— begin INPUT —

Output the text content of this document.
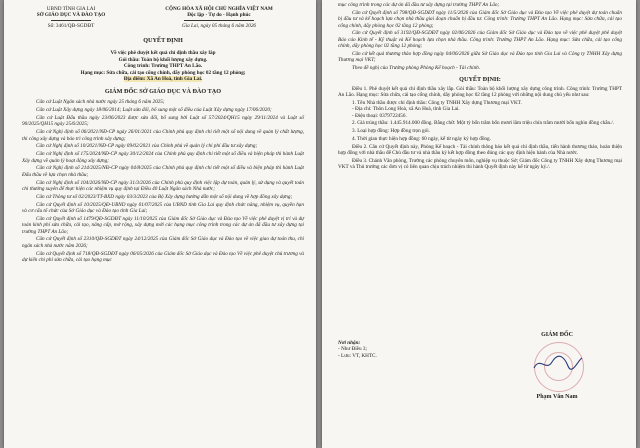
UBND TỈNH GIA LAI

SỞ GIÁO DỤC VÀ ĐÀO TẠO

Số: 3461/QĐ-SGDĐT

CỘNG HÒA XÃ HỘI CHỦ NGHĨA VIỆT NAM

Độc lập - Tự do - Hạnh phúc

Gia Lai, ngày 05 tháng 6 năm 2026

QUYẾT ĐỊNH

Về việc phê duyệt kết quả chỉ định thầu xây lắp

Gói thầu: Toàn bộ khối lượng xây dựng.

Công trình: Trường THPT An Lão.

Hạng mục: Sửa chữa, cải tạo cổng chính, dãy phòng học 02 tầng 12 phòng;

Địa điểm: Xã An Hoà, tỉnh Gia Lai.

GIÁM ĐỐC SỞ GIÁO DỤC VÀ ĐÀO TẠO

Căn cứ Luật Ngân sách nhà nước ngày 25 tháng 6 năm 2025;

Căn cứ Luật Xây dựng ngày 18/06/2014; Luật sửa đổi, bổ sung một số điều của Luật Xây dựng ngày 17/06/2020;

Căn cứ Luật Đấu thầu ngày 23/06/2023 được sửa đổi, bổ sung bởi Luật số 57/2024/QH15 ngày 29/11/2024 và Luật số 90/2025/QH15 ngày 25/6/2025;

Căn cứ Nghị định số 06/2021/NĐ-CP ngày 26/01/2021 của Chính phủ quy định chi tiết một số nội dung về quản lý chất lượng, thi công xây dựng và bảo trì công trình xây dựng;

Căn cứ Nghị định số 10/2021/NĐ-CP ngày 09/02/2021 của Chính phủ về quản lý chi phí đầu tư xây dựng;

Căn cứ Nghị định số 175/2024/NĐ-CP ngày 30/12/2024 của Chính phủ quy định chi tiết một số điều và biện pháp thi hành Luật Xây dựng về quản lý hoạt động xây dựng;

Căn cứ Nghị định số 214/2025/NĐ-CP ngày 04/8/2025 của Chính phủ quy định chi tiết một số điều và biện pháp thi hành Luật Đấu thầu về lựa chọn nhà thầu;

Căn cứ Nghị định số 104/2026/NĐ-CP ngày 31/3/2026 của Chính phủ quy định việc lập dự toán, quản lý, sử dụng và quyết toán chi thường xuyên để thực hiện các nhiệm vụ quy định tại Điều 40 Luật Ngân sách Nhà nước;

Căn cứ Thông tư số 02/2023/TT-BXD ngày 03/3/2023 của Bộ Xây dựng hướng dẫn một số nội dung về hợp đồng xây dựng;

Căn cứ Quyết định số 10/2025/QĐ-UBND ngày 01/07/2025 của UBND tỉnh Gia Lai quy định chức năng, nhiệm vụ, quyền hạn và cơ cấu tổ chức của Sở Giáo dục và Đào tạo tỉnh Gia Lai;

Căn cứ Quyết định số 1479/QĐ-SGDĐT ngày 11/10/2025 của Giám đốc Sở Giáo dục và Đào tạo Về việc phê duyệt vị trí và dự toán kinh phí sửa chữa, cải tạo, nâng cấp, mở rộng, xây dựng mới các hạng mục công trình trong các dự án đã đầu tư xây dựng tại trường THPT An Lão;

Căn cứ Quyết định số 2310/QĐ-SGDĐT ngày 24/12/2025 của Giám đốc Sở Giáo dục và Đào tạo về việc giao dự toán thu, chi ngân sách nhà nước năm 2026;

Căn cứ Quyết định số 718/QĐ-SGDĐT ngày 06/05/2026 của Giám đốc Sở Giáo dục và Đào tạo Về việc phê duyệt chủ trương và dự kiến chi phí sửa chữa, cải tạo hạng mục

mục công trình trong các dự án đã đầu tư xây dựng tại trường THPT An Lão;

Căn cứ Quyết định số 798/QĐ-SGDĐT ngày 11/5/2026 của Giám đốc Sở Giáo dục và Đào tạo Về việc phê duyệt dự toán chuẩn bị đầu tư và kế hoạch lựa chọn nhà thầu giai đoạn chuẩn bị đầu tư. Công trình: Trường THPT An Lão. Hạng mục: Sửa chữa, cải tạo cổng chính, dãy phòng học 02 tầng 12 phòng;

Căn cứ Quyết định số 3192/QĐ-SGDĐT ngày 02/06/2026 của Giám đốc Sở Giáo dục và Đào tạo về việc phê duyệt phê duyệt Báo cáo Kinh tế - Kỹ thuật và Kế hoạch lựa chọn nhà thầu. Công trình: Trường THPT An Lão. Hạng mục: Sửa chữa, cải tạo cổng chính, dãy phòng học 02 tầng 12 phòng;

Căn cứ kết quả thương thảo hợp đồng ngày 04/06/2026 giữa Sở Giáo dục và Đào tạo tỉnh Gia Lai và Công ty TNHH Xây dựng Thương mại VKT;

Theo đề nghị của Trưởng phòng Phòng Kế hoạch - Tài chính.

QUYẾT ĐỊNH:

Điều 1. Phê duyệt kết quả chỉ định thầu xây lắp. Gói thầu: Toàn bộ khối lượng xây dựng công trình. Công trình: Trường THPT An Lão. Hạng mục: Sửa chữa, cải tạo cổng chính, dãy phòng học 02 tầng 12 phòng với những nội dung chủ yếu như sau:

1. Tên Nhà thầu được chỉ định thầu: Công ty TNHH Xây dựng Thương mại VKT.

- Địa chỉ: Thôn Long Hoà, xã An Hoà, tỉnh Gia Lai.

- Điện thoại: 0379722456.

2. Giá trúng thầu: 1.445.914.000 đồng. Bằng chữ: Một tỷ bốn trăm bốn mươi lăm triệu chín trăm mười bốn nghìn đồng chẵn./.

3. Loại hợp đồng: Hợp đồng trọn gói.

4. Thời gian thực hiện hợp đồng: 60 ngày, kể từ ngày ký hợp đồng.

Điều 2. Căn cứ Quyết định này, Phòng Kế hoạch - Tài chính thông báo kết quả chỉ định thầu, tiến hành thương thảo, hoàn thiện hợp đồng với nhà thầu để Chủ đầu tư và nhà thầu ký kết hợp đồng theo đúng các quy định hiện hành của Nhà nước.

Điều 3. Chánh Văn phòng, Trưởng các phòng chuyên môn, nghiệp vụ thuộc Sở; Giám đốc Công ty TNHH Xây dựng Thương mại VKT và Thủ trưởng các đơn vị có liên quan chịu trách nhiệm thi hành Quyết định này kể từ ngày ký./.

Nơi nhận:

- Như Điều 3;

- Lưu: VT, KHTC.

GIÁM ĐỐC

Phạm Văn Nam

— end INPUT —

## WHAT IS NEEDED
Leave the images out, please, and restate each line word for word.

## ANSWER FOR THE TASK
Output the text content of this document.
UBND TỈNH GIA LAI

SỞ GIÁO DỤC VÀ ĐÀO TẠO

Số: 3461/QĐ-SGDĐT

CỘNG HÒA XÃ HỘI CHỦ NGHĨA VIỆT NAM

Độc lập - Tự do - Hạnh phúc

Gia Lai, ngày 05 tháng 6 năm 2026

QUYẾT ĐỊNH

Về việc phê duyệt kết quả chỉ định thầu xây lắp

Gói thầu: Toàn bộ khối lượng xây dựng.

Công trình: Trường THPT An Lão.

Hạng mục: Sửa chữa, cải tạo cổng chính, dãy phòng học 02 tầng 12 phòng;

Địa điểm: Xã An Hoà, tỉnh Gia Lai.

GIÁM ĐỐC SỞ GIÁO DỤC VÀ ĐÀO TẠO

Căn cứ Luật Ngân sách nhà nước ngày 25 tháng 6 năm 2025;

Căn cứ Luật Xây dựng ngày 18/06/2014; Luật sửa đổi, bổ sung một số điều của Luật Xây dựng ngày 17/06/2020;

Căn cứ Luật Đấu thầu ngày 23/06/2023 được sửa đổi, bổ sung bởi Luật số 57/2024/QH15 ngày 29/11/2024 và Luật số 90/2025/QH15 ngày 25/6/2025;

Căn cứ Nghị định số 06/2021/NĐ-CP ngày 26/01/2021 của Chính phủ quy định chi tiết một số nội dung về quản lý chất lượng, thi công xây dựng và bảo trì công trình xây dựng;

Căn cứ Nghị định số 10/2021/NĐ-CP ngày 09/02/2021 của Chính phủ về quản lý chi phí đầu tư xây dựng;

Căn cứ Nghị định số 175/2024/NĐ-CP ngày 30/12/2024 của Chính phủ quy định chi tiết một số điều và biện pháp thi hành Luật Xây dựng về quản lý hoạt động xây dựng;

Căn cứ Nghị định số 214/2025/NĐ-CP ngày 04/8/2025 của Chính phủ quy định chi tiết một số điều và biện pháp thi hành Luật Đấu thầu về lựa chọn nhà thầu;

Căn cứ Nghị định số 104/2026/NĐ-CP ngày 31/3/2026 của Chính phủ quy định việc lập dự toán, quản lý, sử dụng và quyết toán chi thường xuyên để thực hiện các nhiệm vụ quy định tại Điều 40 Luật Ngân sách Nhà nước;

Căn cứ Thông tư số 02/2023/TT-BXD ngày 03/3/2023 của Bộ Xây dựng hướng dẫn một số nội dung về hợp đồng xây dựng;

Căn cứ Quyết định số 10/2025/QĐ-UBND ngày 01/07/2025 của UBND tỉnh Gia Lai quy định chức năng, nhiệm vụ, quyền hạn và cơ cấu tổ chức của Sở Giáo dục và Đào tạo tỉnh Gia Lai;

Căn cứ Quyết định số 1479/QĐ-SGDĐT ngày 11/10/2025 của Giám đốc Sở Giáo dục và Đào tạo Về việc phê duyệt vị trí và dự toán kinh phí sửa chữa, cải tạo, nâng cấp, mở rộng, xây dựng mới các hạng mục công trình trong các dự án đã đầu tư xây dựng tại trường THPT An Lão;

Căn cứ Quyết định số 2310/QĐ-SGDĐT ngày 24/12/2025 của Giám đốc Sở Giáo dục và Đào tạo về việc giao dự toán thu, chi ngân sách nhà nước năm 2026;

Căn cứ Quyết định số 718/QĐ-SGDĐT ngày 06/05/2026 của Giám đốc Sở Giáo dục và Đào tạo Về việc phê duyệt chủ trương và dự kiến chi phí sửa chữa, cải tạo hạng mục

mục công trình trong các dự án đã đầu tư xây dựng tại trường THPT An Lão;

Căn cứ Quyết định số 798/QĐ-SGDĐT ngày 11/5/2026 của Giám đốc Sở Giáo dục và Đào tạo Về việc phê duyệt dự toán chuẩn bị đầu tư và kế hoạch lựa chọn nhà thầu giai đoạn chuẩn bị đầu tư. Công trình: Trường THPT An Lão. Hạng mục: Sửa chữa, cải tạo cổng chính, dãy phòng học 02 tầng 12 phòng;

Căn cứ Quyết định số 3192/QĐ-SGDĐT ngày 02/06/2026 của Giám đốc Sở Giáo dục và Đào tạo về việc phê duyệt phê duyệt Báo cáo Kinh tế - Kỹ thuật và Kế hoạch lựa chọn nhà thầu. Công trình: Trường THPT An Lão. Hạng mục: Sửa chữa, cải tạo cổng chính, dãy phòng học 02 tầng 12 phòng;

Căn cứ kết quả thương thảo hợp đồng ngày 04/06/2026 giữa Sở Giáo dục và Đào tạo tỉnh Gia Lai và Công ty TNHH Xây dựng Thương mại VKT;

Theo đề nghị của Trưởng phòng Phòng Kế hoạch - Tài chính.

QUYẾT ĐỊNH:

Điều 1. Phê duyệt kết quả chỉ định thầu xây lắp. Gói thầu: Toàn bộ khối lượng xây dựng công trình. Công trình: Trường THPT An Lão. Hạng mục: Sửa chữa, cải tạo cổng chính, dãy phòng học 02 tầng 12 phòng với những nội dung chủ yếu như sau:

1. Tên Nhà thầu được chỉ định thầu: Công ty TNHH Xây dựng Thương mại VKT.

- Địa chỉ: Thôn Long Hoà, xã An Hoà, tỉnh Gia Lai.

- Điện thoại: 0379722456.

2. Giá trúng thầu: 1.445.914.000 đồng. Bằng chữ: Một tỷ bốn trăm bốn mươi lăm triệu chín trăm mười bốn nghìn đồng chẵn./.

3. Loại hợp đồng: Hợp đồng trọn gói.

4. Thời gian thực hiện hợp đồng: 60 ngày, kể từ ngày ký hợp đồng.

Điều 2. Căn cứ Quyết định này, Phòng Kế hoạch - Tài chính thông báo kết quả chỉ định thầu, tiến hành thương thảo, hoàn thiện hợp đồng với nhà thầu để Chủ đầu tư và nhà thầu ký kết hợp đồng theo đúng các quy định hiện hành của Nhà nước.

Điều 3. Chánh Văn phòng, Trưởng các phòng chuyên môn, nghiệp vụ thuộc Sở; Giám đốc Công ty TNHH Xây dựng Thương mại VKT và Thủ trưởng các đơn vị có liên quan chịu trách nhiệm thi hành Quyết định này kể từ ngày ký./.

Nơi nhận:

- Như Điều 3;

- Lưu: VT, KHTC.

GIÁM ĐỐC

Phạm Văn Nam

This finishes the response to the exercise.